Start of PAGE TEXT

# How to remove cat urine smell from a quilt ?



## flowergurl

I stopped at a yard sale today and got 2 full sized quilts in excellent condition, both are all hand sewn and quilted. 
They were only $2.00 each. The problem is they reek of cat urine.
Is there a way to remove the smell and salvage them? For the price i had to try. One is a double wedding ring and so pretty.


----------



## Ceilismom

Try some white vinegar. I've had pretty good luck with that for all sorts of smells, including the dreaded results of a cat with a UTI.


----------



## Forcast

nature's miracle urine destroyer, I have used it on anything and everything.


----------



## Jokarva

Forcast said:


> nature's miracle urine destroyer, I have used it on anything and everything.


This is what we use to clean the tnr van.....talk about reek! Also used it when a new cat peed on our entry rug, it works great. I've never seen it change the color of the upholstery or carpet in the van, but would still test it first.

Great buys!


----------



## flowergurl

Thanks! With the nature's miracle, should i soak them in it, or just apply it to them and wash straight away?


----------



## rural dreams

Unlurking to warn you-I did the soak/wash right away thing and added laundry soap to the washer.Had a massive bubble flood,and had to rewash twice to get all the foam off.Maybe wash in plain water after a good soak?The smell was gone though.


----------



## flowergurl

I washed the double wedding ring this morning on the gentle cycle. I soaked it in the washer in the nature's miracle. Then i added my homemade laundry soap ( low suds) and i added a cup of white vinegar in the rinse water.
The smell is gone, but the washing damaged the top. A few holes appeared in the small sections of the wedding ring. 
I will put that quilt in my yard sale next month. I should be able to make a little profit off it.
I am thinking i will try the dry cleaners for the other blanket. I think they are to old to be washed in a machine. 
Thanks for the warning Rural Dreams. I think my homemade soap probably saved me the mess you had.


----------



## flowergurl

Here's the quilt i washed.

View attachment 46663


One of the damaged spots.

View attachment 46664


----------



## NEfarmgirl

Could you just patch it to repair it? I am sorry it was damaged, but if it is a few spots they can be repaired if you can hand sew new pieces of fabric over the top of the damaged ones.


----------



## sewtlm

If I really like the quilt I use it any way or I make something else like a vest or jacket or pillows out of it.


----------



## flowergurl

One of my onlines friends saw it and I sold it to her. I have so many sewing projects lined up, i really don't want to take the time to repair it. She's going to have it fixed and enjoy it.


----------



## Jokarva

Is your washer a top loader with an agitator? I think an old quilt is best washed in a front loader, the agitator can definitely do some damage. Beautiful quilt, glad it found a good home (and glad the smell came out!).


----------



## flowergurl

Yes it is and I used the gentle cycle. The other quilt i bought is going to the dry cleaners. I'm hoping it fairs better there.


----------



## flowergurl

I just back from the cleaners and dropping off the other quilt. Yikes, it costs $32.00 for a quilt! Luckily the girl at the counter had a coupon for $12.00 off. That sure helped. 
Keep your fingers crossed this one comes out okay.


----------



## maxine

Please where would I find this product??.. Nature's Miracle Urine Destroyer??


----------



## flowergurl

My husband picked it up for me at Petco i believe. Any of the larger Pet stores should carry it.


----------



## maxine

Thanks flowergurl.. I will see if I can find it...


----------



## flowergurl

You are most welcome Maxine.


----------

End of PAGE TEXT
Start of RECORDED INFORMATION

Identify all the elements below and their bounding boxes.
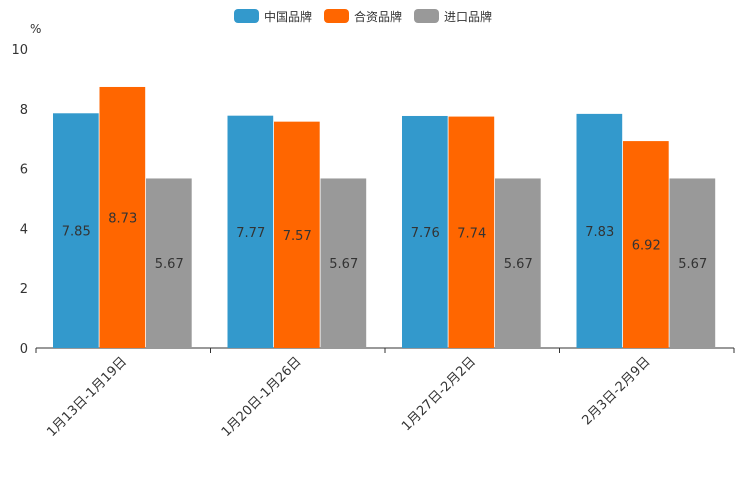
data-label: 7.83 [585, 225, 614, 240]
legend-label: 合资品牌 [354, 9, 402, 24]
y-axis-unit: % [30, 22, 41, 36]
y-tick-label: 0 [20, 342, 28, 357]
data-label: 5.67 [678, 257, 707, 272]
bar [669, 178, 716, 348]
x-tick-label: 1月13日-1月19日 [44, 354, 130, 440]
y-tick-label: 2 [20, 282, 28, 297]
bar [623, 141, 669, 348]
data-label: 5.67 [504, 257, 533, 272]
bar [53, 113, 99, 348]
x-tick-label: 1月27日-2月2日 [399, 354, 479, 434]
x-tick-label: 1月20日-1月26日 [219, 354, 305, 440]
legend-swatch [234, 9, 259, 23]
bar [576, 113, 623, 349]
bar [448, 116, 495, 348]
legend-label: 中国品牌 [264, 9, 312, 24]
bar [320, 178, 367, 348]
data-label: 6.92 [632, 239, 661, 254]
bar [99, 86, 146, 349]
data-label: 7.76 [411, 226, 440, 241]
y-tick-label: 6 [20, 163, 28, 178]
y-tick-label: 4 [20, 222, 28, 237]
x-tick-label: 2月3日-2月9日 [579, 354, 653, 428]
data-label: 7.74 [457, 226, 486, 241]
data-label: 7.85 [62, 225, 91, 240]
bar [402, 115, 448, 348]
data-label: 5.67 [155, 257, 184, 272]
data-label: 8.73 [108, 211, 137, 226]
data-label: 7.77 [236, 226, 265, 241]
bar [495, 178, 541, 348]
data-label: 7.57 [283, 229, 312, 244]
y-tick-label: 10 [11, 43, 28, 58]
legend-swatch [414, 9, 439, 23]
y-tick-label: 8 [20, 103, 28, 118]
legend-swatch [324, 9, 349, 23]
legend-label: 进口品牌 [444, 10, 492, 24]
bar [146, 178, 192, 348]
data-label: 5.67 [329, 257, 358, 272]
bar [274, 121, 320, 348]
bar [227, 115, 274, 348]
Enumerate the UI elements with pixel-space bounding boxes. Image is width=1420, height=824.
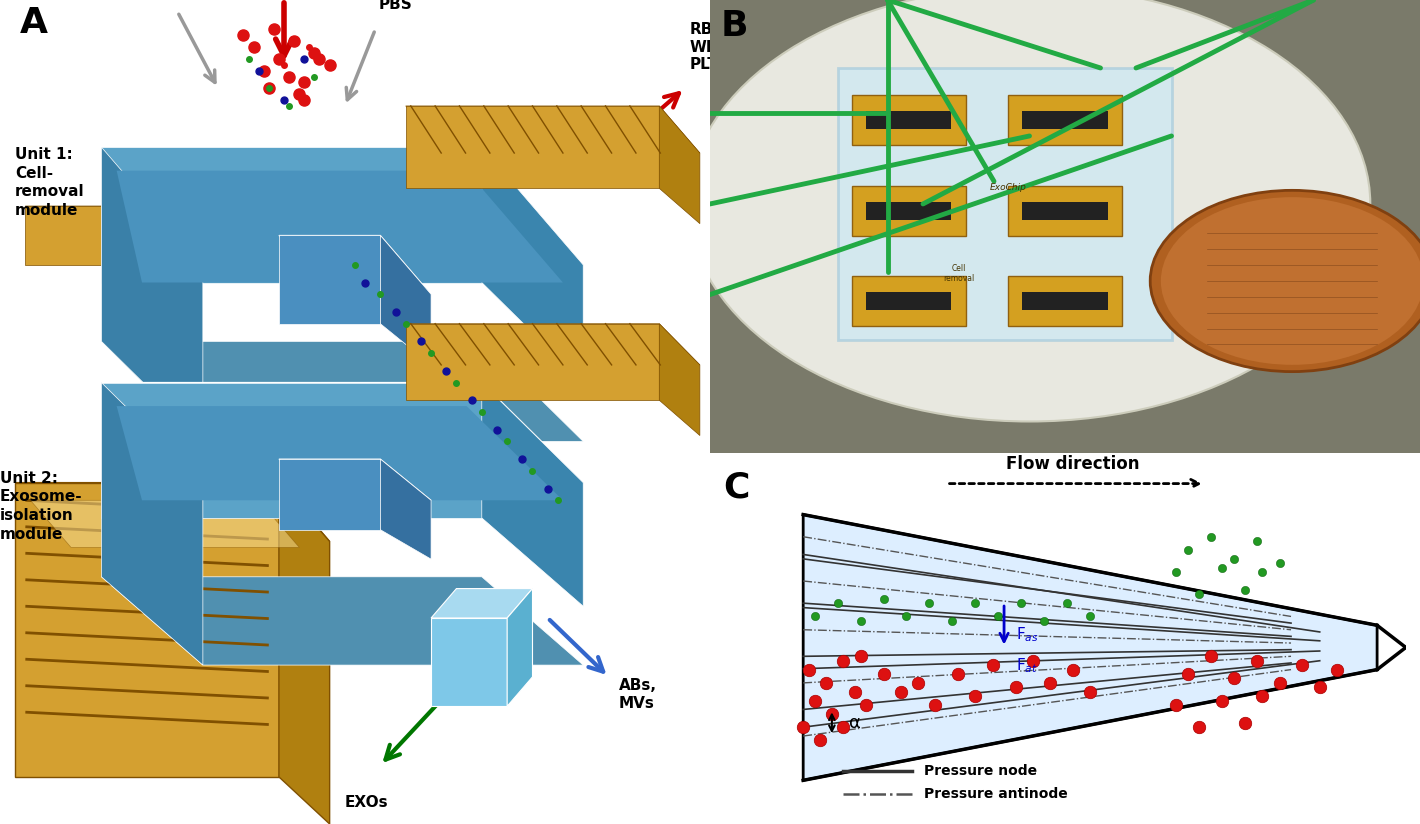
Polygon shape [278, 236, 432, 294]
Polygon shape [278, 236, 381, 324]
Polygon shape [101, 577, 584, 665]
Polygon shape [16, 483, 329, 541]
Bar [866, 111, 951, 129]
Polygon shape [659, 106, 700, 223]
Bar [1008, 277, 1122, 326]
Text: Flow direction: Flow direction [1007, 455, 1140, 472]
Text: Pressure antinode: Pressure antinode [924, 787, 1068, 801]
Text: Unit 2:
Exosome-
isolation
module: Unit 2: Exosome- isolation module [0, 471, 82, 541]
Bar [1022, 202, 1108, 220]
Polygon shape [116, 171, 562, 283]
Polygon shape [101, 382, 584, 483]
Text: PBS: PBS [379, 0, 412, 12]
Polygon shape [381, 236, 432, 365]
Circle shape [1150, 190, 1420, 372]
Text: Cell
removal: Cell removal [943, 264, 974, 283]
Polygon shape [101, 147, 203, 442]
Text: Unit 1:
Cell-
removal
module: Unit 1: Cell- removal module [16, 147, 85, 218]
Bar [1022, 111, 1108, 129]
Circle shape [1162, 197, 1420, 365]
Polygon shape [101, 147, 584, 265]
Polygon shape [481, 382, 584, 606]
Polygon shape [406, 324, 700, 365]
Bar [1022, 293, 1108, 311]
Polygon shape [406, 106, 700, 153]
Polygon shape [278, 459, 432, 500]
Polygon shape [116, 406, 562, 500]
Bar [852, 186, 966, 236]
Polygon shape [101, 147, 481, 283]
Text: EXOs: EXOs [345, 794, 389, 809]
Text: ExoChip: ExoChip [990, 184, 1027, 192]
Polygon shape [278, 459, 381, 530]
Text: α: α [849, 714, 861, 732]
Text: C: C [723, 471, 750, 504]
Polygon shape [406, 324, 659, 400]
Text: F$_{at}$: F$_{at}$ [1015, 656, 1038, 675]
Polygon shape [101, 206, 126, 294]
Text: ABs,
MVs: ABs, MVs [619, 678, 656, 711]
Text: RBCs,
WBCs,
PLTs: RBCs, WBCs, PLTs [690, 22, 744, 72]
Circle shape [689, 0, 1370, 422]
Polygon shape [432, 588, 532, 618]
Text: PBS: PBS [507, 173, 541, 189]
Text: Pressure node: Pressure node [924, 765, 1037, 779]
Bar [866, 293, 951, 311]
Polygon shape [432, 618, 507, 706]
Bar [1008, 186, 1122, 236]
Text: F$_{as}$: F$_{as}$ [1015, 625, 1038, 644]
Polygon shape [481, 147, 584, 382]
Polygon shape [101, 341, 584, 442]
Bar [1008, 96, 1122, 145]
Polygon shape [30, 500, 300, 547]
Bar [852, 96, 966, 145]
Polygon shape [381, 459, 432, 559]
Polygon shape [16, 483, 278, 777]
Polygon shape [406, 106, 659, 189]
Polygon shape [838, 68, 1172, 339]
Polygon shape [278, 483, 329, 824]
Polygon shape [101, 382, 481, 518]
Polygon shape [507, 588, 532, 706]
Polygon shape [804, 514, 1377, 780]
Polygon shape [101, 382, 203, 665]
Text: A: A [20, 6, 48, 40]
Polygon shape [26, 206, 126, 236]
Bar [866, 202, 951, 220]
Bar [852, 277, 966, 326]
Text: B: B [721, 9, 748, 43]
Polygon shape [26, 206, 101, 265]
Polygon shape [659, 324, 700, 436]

End of RECORDED INFORMATION
Start of RECORDED INFORMATION

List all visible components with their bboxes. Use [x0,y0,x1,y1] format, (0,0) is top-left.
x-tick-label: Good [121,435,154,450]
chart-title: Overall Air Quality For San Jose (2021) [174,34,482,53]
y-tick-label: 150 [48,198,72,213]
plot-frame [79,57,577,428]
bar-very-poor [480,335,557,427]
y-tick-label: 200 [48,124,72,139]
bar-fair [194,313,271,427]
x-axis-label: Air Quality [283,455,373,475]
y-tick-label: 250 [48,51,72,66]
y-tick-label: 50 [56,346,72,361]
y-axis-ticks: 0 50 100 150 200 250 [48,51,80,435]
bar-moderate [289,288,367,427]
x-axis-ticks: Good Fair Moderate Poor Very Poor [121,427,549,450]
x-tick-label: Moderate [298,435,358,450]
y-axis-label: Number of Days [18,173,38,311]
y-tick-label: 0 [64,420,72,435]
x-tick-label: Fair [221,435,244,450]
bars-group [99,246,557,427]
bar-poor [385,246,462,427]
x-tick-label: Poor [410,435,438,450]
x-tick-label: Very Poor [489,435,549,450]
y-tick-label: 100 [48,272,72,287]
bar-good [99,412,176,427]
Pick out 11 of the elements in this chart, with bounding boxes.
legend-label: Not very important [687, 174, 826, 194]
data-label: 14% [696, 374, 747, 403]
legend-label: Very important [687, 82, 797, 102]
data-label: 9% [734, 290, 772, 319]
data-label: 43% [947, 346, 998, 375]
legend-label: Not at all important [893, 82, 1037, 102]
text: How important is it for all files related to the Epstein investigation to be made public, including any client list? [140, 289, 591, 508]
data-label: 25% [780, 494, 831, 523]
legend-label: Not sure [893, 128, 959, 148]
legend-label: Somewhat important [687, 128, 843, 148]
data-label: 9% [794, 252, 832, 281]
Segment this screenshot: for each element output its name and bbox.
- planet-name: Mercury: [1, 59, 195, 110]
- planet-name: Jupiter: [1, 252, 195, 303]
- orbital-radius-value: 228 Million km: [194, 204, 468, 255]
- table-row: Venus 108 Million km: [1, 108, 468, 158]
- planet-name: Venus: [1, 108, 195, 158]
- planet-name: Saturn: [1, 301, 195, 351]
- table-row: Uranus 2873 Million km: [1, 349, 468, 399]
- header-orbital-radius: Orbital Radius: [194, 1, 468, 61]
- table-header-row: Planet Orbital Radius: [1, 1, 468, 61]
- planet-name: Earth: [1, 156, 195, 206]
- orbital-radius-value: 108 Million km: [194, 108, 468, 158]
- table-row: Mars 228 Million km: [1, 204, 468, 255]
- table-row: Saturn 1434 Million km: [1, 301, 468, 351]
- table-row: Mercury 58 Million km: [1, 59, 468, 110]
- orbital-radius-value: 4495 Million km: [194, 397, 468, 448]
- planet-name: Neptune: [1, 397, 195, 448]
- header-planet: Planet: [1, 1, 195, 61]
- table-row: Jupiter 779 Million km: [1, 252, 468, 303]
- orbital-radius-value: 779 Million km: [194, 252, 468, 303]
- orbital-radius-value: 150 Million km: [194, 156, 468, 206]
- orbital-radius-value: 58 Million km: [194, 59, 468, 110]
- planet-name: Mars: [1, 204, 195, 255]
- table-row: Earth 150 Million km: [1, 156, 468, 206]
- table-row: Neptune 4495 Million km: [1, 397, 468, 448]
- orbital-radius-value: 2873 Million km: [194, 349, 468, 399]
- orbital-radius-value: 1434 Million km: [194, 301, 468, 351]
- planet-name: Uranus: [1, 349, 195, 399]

End of RECORDED INFORMATION
Start of RECORDED INFORMATION

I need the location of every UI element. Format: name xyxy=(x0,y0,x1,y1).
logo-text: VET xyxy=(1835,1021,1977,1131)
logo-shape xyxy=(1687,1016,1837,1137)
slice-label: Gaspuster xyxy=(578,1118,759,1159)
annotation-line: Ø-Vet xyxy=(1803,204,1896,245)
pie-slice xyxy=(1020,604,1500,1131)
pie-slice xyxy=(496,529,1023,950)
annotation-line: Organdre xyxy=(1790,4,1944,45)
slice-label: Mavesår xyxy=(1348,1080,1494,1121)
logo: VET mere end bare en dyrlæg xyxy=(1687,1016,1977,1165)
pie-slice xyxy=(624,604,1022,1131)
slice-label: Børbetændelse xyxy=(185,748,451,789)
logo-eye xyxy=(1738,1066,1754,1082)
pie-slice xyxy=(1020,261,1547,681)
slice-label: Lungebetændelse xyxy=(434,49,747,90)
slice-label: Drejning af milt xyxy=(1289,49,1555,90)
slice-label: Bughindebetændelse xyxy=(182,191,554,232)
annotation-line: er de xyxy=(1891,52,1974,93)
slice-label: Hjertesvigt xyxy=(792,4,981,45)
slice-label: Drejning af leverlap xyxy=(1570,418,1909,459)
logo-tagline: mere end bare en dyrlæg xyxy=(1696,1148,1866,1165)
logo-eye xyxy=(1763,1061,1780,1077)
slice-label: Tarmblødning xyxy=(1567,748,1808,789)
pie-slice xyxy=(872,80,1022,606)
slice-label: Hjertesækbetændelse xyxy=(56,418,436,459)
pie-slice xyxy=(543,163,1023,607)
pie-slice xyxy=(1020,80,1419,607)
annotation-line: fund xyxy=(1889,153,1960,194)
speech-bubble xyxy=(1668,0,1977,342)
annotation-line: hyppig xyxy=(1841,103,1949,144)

End of RECORDED INFORMATION

JOB: In the quilt odor thread, what did flowergurl add to the rinse water when washing the double wedding ring quilt?

EXERCISE SOLUTION: A cup of white vinegar.